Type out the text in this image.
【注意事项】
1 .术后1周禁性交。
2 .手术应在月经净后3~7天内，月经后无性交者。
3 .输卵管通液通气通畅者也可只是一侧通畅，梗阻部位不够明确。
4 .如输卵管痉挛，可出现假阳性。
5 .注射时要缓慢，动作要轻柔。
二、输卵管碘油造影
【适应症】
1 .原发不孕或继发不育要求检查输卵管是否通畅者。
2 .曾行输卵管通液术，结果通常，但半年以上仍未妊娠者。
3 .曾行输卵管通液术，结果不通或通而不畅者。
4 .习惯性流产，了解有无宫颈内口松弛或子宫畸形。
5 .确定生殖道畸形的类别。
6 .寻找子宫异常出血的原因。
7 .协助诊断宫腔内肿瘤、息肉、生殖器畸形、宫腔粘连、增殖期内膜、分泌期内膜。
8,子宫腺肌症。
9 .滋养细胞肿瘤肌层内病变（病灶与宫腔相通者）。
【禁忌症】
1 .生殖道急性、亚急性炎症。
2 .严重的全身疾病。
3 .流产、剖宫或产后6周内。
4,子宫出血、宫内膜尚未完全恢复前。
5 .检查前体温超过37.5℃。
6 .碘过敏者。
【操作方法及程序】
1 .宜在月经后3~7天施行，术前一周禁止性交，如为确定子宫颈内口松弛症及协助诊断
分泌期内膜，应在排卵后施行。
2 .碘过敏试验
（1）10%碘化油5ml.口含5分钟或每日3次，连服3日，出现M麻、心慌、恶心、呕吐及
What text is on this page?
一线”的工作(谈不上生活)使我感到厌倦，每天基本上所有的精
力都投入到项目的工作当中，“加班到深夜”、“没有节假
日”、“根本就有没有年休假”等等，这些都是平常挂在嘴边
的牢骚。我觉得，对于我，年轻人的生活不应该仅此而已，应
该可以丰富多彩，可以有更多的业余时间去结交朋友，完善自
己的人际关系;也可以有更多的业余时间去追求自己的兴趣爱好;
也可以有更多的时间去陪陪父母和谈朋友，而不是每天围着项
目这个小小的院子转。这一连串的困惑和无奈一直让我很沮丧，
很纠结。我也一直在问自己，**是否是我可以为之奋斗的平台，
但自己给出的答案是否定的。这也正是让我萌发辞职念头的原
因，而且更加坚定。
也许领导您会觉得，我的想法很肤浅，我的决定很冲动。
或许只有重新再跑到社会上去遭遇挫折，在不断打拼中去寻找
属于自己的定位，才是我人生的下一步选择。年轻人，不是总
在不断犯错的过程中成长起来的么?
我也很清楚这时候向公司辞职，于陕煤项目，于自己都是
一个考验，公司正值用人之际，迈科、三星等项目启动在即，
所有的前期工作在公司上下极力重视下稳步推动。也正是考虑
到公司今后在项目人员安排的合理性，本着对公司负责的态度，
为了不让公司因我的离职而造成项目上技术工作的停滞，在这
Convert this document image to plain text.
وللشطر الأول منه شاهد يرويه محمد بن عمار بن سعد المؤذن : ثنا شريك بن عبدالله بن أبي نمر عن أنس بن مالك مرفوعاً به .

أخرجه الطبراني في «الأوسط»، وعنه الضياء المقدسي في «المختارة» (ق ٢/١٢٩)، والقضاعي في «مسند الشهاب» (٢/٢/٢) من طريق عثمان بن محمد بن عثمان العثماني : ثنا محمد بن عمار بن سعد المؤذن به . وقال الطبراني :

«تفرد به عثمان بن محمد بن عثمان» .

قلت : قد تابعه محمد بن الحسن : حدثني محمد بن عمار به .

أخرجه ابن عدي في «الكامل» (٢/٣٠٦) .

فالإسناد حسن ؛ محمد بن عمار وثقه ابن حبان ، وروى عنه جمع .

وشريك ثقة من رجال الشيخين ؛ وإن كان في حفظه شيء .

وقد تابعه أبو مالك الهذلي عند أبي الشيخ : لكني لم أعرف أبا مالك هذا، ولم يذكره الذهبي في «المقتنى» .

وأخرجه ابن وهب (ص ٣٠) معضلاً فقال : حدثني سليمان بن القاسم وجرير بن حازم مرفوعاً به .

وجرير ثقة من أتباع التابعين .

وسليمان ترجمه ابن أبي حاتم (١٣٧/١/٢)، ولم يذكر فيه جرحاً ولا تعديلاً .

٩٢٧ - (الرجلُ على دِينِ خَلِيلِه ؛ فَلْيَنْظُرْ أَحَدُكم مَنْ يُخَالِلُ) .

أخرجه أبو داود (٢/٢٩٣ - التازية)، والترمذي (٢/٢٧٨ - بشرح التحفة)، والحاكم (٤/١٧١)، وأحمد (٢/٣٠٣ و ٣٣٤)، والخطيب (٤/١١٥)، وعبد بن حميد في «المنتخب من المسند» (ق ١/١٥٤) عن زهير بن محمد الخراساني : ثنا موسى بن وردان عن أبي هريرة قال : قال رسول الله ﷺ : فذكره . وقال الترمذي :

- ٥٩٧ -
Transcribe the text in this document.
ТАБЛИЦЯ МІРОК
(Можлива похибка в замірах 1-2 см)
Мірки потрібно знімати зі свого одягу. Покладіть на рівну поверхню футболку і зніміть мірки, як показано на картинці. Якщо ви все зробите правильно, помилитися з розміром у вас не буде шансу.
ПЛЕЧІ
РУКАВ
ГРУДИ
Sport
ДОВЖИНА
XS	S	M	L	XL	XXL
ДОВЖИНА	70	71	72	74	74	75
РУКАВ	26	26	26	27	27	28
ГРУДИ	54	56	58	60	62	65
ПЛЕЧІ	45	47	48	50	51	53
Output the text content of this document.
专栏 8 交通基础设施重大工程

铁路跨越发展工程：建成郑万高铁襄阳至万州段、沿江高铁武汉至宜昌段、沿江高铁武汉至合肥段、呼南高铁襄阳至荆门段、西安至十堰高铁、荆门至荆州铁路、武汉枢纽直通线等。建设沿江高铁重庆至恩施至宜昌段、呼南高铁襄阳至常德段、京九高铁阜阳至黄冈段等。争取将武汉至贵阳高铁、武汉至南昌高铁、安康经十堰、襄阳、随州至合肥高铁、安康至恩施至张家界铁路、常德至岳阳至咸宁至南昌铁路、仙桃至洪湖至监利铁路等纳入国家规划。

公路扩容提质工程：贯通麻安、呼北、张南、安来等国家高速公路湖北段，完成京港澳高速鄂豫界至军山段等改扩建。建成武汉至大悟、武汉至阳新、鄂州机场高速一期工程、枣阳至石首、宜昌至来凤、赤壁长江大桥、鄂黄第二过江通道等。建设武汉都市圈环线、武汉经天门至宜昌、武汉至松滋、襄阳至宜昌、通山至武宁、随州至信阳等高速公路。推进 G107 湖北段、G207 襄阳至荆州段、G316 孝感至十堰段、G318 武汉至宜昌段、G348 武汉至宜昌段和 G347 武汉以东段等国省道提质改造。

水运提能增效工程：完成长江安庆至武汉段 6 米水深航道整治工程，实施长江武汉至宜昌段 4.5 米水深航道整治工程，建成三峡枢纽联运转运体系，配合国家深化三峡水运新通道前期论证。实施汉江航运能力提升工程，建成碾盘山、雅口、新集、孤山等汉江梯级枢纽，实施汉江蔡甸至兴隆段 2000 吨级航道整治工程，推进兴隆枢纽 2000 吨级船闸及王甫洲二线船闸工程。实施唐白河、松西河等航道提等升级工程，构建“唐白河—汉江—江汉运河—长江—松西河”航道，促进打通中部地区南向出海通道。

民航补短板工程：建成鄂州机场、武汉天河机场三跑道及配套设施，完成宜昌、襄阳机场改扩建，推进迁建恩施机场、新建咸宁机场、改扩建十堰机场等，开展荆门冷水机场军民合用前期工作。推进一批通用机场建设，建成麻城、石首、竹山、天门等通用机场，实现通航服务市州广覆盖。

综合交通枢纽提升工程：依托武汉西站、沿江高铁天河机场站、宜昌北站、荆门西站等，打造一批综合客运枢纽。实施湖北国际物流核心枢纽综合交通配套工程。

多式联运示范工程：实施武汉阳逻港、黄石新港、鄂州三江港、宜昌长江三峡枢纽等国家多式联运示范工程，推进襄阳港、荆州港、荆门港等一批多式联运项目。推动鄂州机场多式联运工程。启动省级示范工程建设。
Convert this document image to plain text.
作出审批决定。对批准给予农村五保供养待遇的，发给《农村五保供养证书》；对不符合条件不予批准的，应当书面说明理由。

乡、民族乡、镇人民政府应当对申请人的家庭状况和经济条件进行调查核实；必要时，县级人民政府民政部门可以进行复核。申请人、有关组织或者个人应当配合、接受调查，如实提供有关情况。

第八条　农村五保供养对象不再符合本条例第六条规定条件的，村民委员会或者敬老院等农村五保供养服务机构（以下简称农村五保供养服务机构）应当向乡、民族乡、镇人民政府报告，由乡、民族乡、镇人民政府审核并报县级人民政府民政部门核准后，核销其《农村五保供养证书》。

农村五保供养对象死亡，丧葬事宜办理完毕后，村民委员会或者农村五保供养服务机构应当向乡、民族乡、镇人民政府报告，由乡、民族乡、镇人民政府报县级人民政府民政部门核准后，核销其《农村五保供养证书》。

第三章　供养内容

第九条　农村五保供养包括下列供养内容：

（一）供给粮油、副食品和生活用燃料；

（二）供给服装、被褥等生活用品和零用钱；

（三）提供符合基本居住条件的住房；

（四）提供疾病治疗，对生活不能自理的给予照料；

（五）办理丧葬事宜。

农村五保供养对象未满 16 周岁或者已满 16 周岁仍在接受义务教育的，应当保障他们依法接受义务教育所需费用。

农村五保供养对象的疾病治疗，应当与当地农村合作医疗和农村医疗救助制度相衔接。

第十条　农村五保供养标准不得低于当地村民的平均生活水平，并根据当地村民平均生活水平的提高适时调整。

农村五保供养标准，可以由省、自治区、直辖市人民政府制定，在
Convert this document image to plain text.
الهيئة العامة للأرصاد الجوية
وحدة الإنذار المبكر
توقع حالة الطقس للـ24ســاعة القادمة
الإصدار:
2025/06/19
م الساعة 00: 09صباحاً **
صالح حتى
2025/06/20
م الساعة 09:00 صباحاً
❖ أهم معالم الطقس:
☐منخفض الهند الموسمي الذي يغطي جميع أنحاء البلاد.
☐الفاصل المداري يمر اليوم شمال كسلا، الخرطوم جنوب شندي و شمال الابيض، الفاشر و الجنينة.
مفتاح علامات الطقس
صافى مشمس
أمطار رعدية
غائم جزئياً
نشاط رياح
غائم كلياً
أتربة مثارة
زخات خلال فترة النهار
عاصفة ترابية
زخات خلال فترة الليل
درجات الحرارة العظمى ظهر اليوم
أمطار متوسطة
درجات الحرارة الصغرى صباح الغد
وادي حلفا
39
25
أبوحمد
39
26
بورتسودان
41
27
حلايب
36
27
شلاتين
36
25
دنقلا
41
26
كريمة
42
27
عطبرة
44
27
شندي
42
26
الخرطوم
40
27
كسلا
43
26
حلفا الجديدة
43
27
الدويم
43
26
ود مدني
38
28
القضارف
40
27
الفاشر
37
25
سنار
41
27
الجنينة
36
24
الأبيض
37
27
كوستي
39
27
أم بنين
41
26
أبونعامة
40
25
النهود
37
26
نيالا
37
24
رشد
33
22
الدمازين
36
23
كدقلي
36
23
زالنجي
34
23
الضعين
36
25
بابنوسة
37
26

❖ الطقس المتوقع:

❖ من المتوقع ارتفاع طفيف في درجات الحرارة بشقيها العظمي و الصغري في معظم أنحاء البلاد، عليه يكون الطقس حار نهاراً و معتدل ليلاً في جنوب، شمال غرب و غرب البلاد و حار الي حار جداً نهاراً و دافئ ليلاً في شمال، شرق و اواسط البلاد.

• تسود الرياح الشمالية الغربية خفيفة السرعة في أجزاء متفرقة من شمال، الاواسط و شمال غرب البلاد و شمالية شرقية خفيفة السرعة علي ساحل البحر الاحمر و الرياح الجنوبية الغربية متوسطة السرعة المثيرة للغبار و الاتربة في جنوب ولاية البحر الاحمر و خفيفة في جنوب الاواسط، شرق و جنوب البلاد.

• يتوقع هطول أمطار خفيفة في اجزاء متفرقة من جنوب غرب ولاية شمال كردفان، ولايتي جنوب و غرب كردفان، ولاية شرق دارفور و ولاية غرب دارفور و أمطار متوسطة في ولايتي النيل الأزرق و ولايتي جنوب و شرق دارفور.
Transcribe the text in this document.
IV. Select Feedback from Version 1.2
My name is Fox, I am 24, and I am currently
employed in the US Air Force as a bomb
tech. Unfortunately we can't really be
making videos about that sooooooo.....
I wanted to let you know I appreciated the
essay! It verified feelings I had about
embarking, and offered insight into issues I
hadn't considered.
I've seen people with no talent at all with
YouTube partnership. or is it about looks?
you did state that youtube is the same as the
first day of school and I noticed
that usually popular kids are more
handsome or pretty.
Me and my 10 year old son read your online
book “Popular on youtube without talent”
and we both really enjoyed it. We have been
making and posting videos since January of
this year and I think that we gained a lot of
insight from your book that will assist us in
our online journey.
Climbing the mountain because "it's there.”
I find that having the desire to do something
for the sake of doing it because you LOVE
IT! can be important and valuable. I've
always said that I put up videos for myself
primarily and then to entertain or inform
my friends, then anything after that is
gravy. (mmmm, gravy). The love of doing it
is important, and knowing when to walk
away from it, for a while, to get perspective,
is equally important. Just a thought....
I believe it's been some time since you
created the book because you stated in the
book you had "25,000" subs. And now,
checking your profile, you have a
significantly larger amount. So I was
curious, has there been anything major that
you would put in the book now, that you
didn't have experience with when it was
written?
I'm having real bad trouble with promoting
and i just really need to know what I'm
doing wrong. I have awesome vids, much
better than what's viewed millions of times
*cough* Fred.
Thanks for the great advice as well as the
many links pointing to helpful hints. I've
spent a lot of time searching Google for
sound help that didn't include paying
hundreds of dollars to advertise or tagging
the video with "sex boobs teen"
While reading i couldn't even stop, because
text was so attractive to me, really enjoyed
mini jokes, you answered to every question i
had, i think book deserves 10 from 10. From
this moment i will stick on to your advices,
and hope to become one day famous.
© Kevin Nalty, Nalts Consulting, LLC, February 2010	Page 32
----------
**Problem description:** Establish how many lines of the material above hold the word "مالك". Nothing but the count should be returned.

**Exercise result:** 2